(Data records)
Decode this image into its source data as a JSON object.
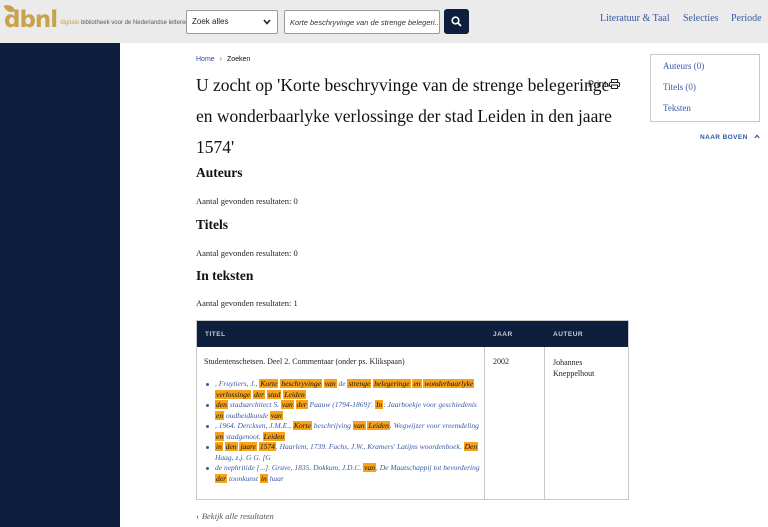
{
  "header": {
    "logo_mark": "dbnl",
    "logo_sub_prefix": "digitale",
    "logo_sub_rest": "bibliotheek voor de Nederlandse letteren",
    "scope_select": "Zoek alles",
    "search_value": "Korte beschryvinge van de strenge belegeri...",
    "nav": [
      "Literatuur & Taal",
      "Selecties",
      "Periode"
    ]
  },
  "breadcrumb": {
    "home": "Home",
    "separator": "›",
    "current": "Zoeken"
  },
  "page_title": "U zocht op 'Korte beschryvinge van de strenge belegeringe en wonderbaarlyke verlossinge der stad Leiden in den jaare 1574'",
  "print_label": "Print",
  "toc": {
    "items": [
      "Auteurs (0)",
      "Titels (0)",
      "Teksten"
    ],
    "naar_boven": "NAAR BOVEN"
  },
  "sections": {
    "auteurs": {
      "heading": "Auteurs",
      "count": "Aantal gevonden resultaten: 0"
    },
    "titels": {
      "heading": "Titels",
      "count": "Aantal gevonden resultaten: 0"
    },
    "teksten": {
      "heading": "In teksten",
      "count": "Aantal gevonden resultaten: 1"
    }
  },
  "table": {
    "headers": [
      "TITEL",
      "JAAR",
      "AUTEUR"
    ],
    "row": {
      "title": "Studentenschetsen. Deel 2. Commentaar (onder ps. Klikspaan)",
      "year": "2002",
      "author": "Johannes Kneppelhout"
    }
  },
  "all_results": "Bekijk alle resultaten",
  "colors": {
    "navy": "#0e1f3e",
    "link": "#3a5aa6",
    "highlight": "#f6a21a",
    "brand_gold": "#c8a24a"
  }
}
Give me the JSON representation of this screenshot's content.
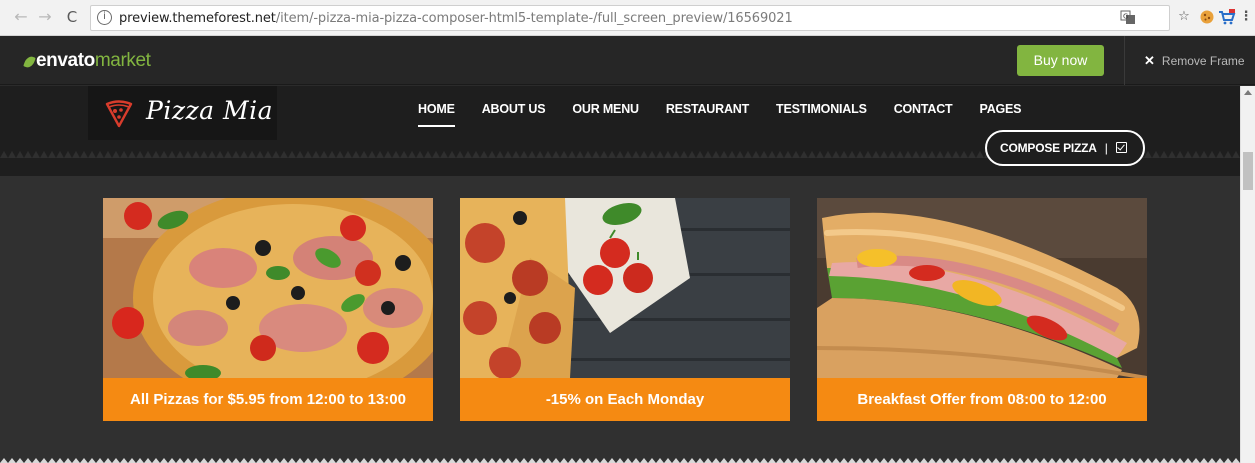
{
  "browser": {
    "url_host": "preview.themeforest.net",
    "url_path": "/item/-pizza-mia-pizza-composer-html5-template-/full_screen_preview/16569021",
    "info_glyph": "i",
    "back_icon": "←",
    "forward_icon": "→",
    "reload_icon": "C",
    "star_icon": "☆",
    "menu_icon": "⋮"
  },
  "envato": {
    "logo_word1": "envato",
    "logo_word2": "market",
    "buy_label": "Buy now",
    "remove_frame_icon": "✕",
    "remove_frame_label": "Remove Frame",
    "accent": "#82b540"
  },
  "site": {
    "logo_text": "Pizza Mia",
    "nav": [
      {
        "label": "HOME",
        "active": true
      },
      {
        "label": "ABOUT US"
      },
      {
        "label": "OUR MENU"
      },
      {
        "label": "RESTAURANT"
      },
      {
        "label": "TESTIMONIALS"
      },
      {
        "label": "CONTACT"
      },
      {
        "label": "PAGES"
      }
    ],
    "compose_label": "COMPOSE PIZZA",
    "compose_separator": "|",
    "accent": "#f58a12"
  },
  "cards": [
    {
      "caption": "All Pizzas for $5.95 from 12:00 to 13:00",
      "image": "pizza-photo"
    },
    {
      "caption": "-15% on Each Monday",
      "image": "pizza-tomatoes-photo"
    },
    {
      "caption": "Breakfast Offer from 08:00 to 12:00",
      "image": "sandwich-photo"
    }
  ]
}
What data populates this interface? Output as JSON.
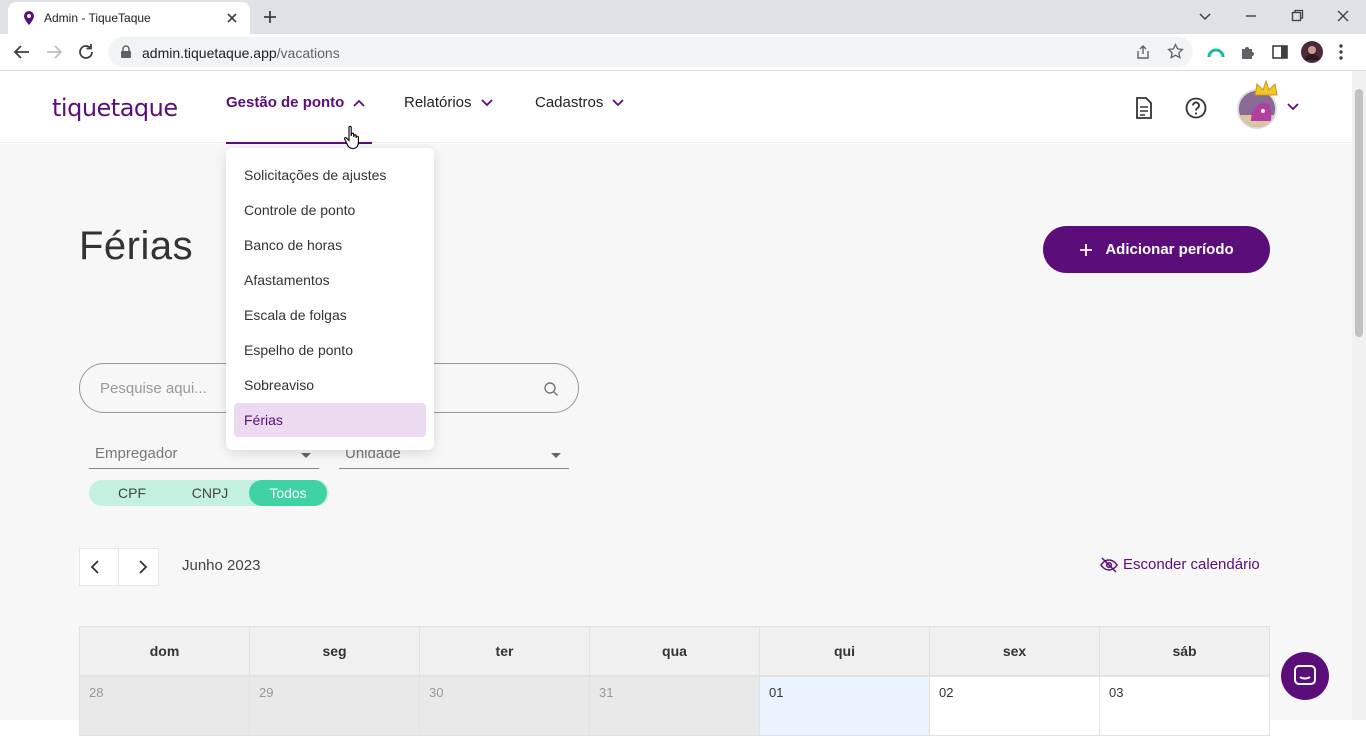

#### WORK TO COMPLETE:
Read the lines above. Gather those in which the string "JSON" is found.

#### OUTPUT:
Decode this image into its source data as a JSON object.
Give me the JSON representation of this screenshot's content.
What data populates this interface? Output as JSON.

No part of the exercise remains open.